— Start —

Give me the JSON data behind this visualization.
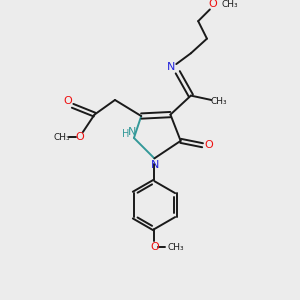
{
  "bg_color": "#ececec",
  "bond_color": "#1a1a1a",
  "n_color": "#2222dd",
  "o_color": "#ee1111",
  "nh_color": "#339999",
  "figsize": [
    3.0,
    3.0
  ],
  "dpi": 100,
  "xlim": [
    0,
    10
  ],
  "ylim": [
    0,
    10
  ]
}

— End —

### YOUR INSTRUCTIONS
The records above need to be given again exactly. Omit the pictures.

### SOLVED PROBLEM
Give me the JSON data behind this visualization.
{
  "bg_color": "#ececec",
  "bond_color": "#1a1a1a",
  "n_color": "#2222dd",
  "o_color": "#ee1111",
  "nh_color": "#339999",
  "figsize": [
    3.0,
    3.0
  ],
  "dpi": 100,
  "xlim": [
    0,
    10
  ],
  "ylim": [
    0,
    10
  ]
}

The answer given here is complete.